## DIRECTIVE
In the material below, find each line holding the string "Measurments" and copy it.

## DATASET RECORDS
···
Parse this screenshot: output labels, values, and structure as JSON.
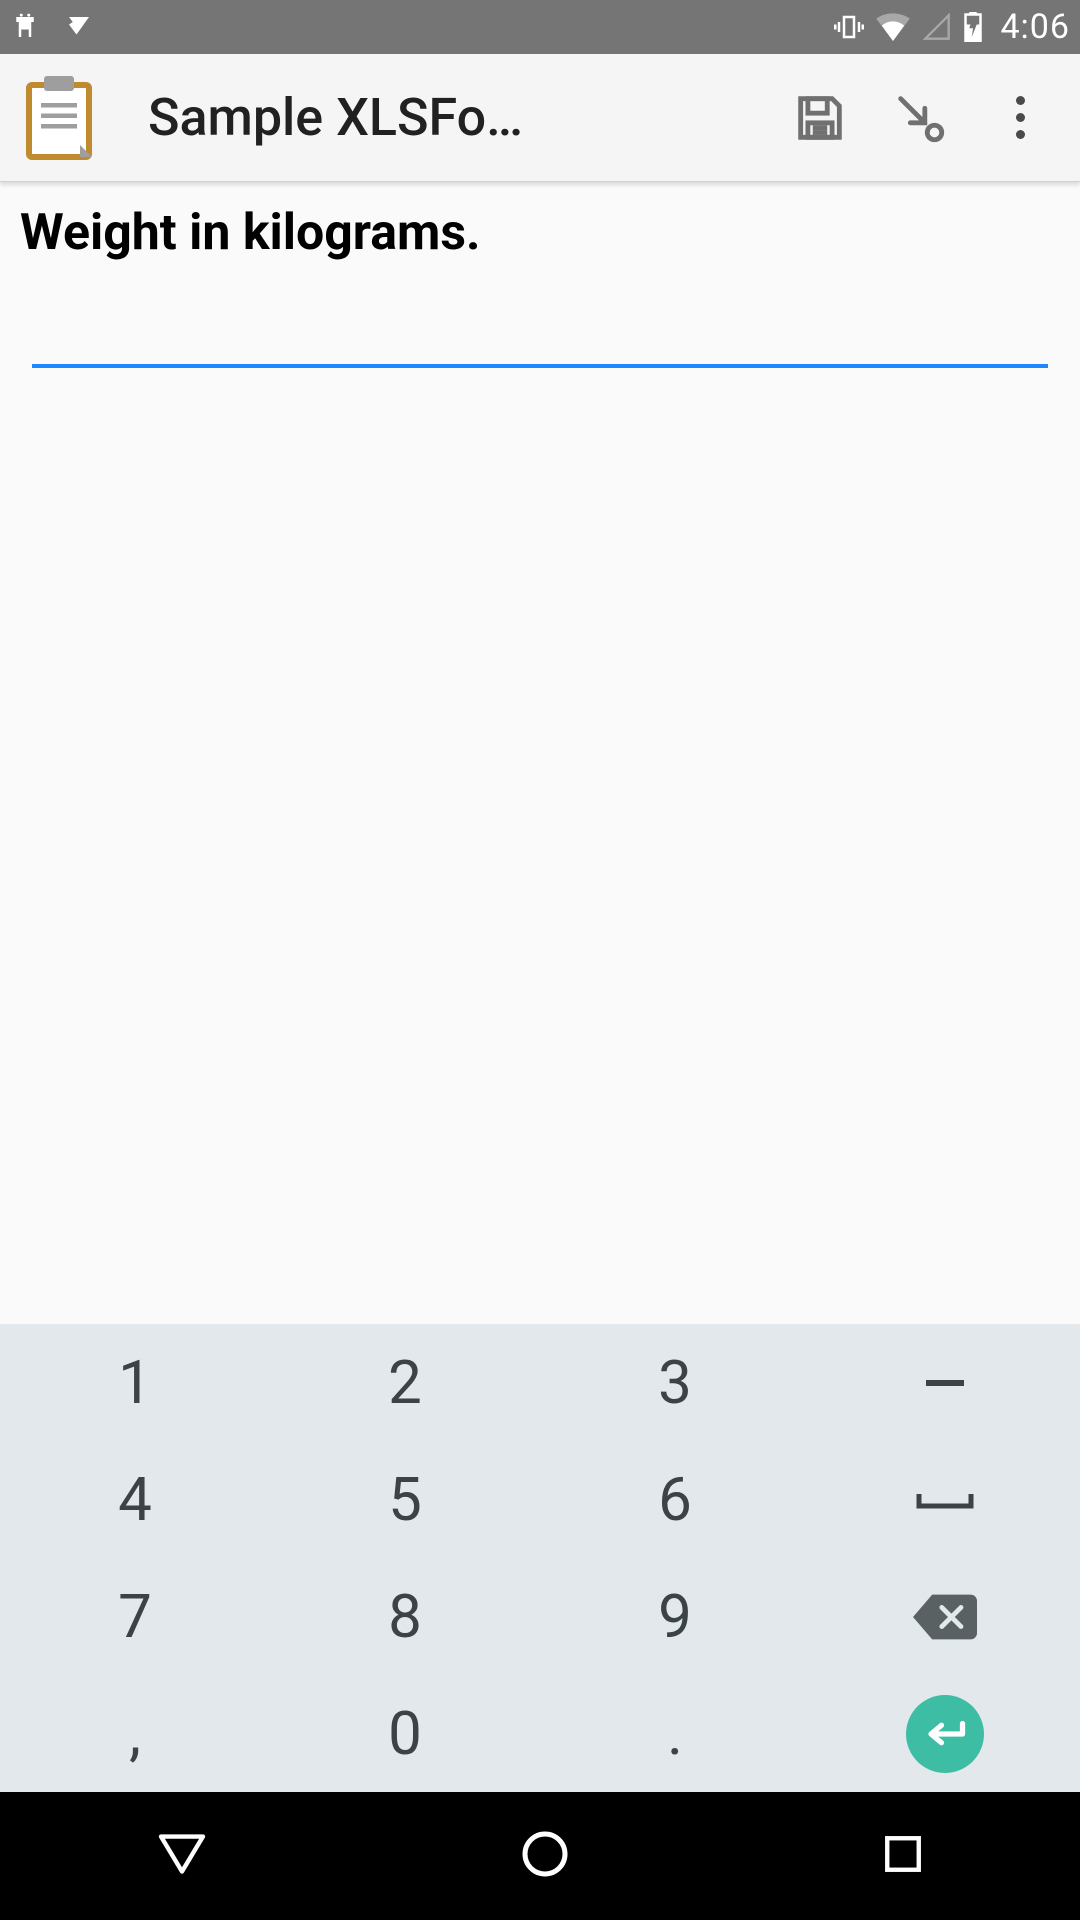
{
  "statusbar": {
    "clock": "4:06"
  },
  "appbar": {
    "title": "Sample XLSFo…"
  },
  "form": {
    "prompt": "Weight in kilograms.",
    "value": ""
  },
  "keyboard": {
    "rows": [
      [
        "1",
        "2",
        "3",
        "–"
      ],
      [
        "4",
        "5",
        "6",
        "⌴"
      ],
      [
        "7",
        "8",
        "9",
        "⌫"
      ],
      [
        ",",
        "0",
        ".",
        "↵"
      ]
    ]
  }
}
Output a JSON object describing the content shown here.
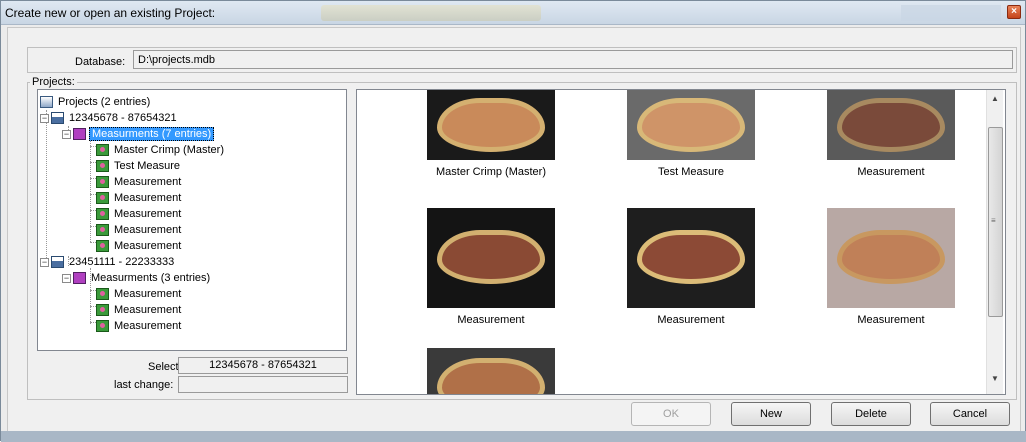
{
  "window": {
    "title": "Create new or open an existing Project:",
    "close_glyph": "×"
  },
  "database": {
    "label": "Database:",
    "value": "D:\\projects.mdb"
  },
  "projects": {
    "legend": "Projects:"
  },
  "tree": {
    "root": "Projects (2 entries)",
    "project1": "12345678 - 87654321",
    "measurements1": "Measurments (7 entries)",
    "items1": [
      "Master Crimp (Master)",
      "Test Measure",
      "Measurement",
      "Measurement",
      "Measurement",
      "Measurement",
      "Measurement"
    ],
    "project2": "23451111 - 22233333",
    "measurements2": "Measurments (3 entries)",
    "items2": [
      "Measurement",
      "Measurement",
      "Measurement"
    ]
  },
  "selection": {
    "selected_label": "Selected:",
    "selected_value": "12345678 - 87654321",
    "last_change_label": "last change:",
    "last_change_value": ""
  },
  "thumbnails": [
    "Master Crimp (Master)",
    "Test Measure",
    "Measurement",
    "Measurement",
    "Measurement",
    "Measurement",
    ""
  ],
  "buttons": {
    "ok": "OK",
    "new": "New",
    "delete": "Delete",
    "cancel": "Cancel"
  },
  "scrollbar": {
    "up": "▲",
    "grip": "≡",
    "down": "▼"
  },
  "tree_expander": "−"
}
···
## THE SOLUTION
    "measurements1": "Measurments (7 entries)",
    "measurements2": "Measurments (3 entries)",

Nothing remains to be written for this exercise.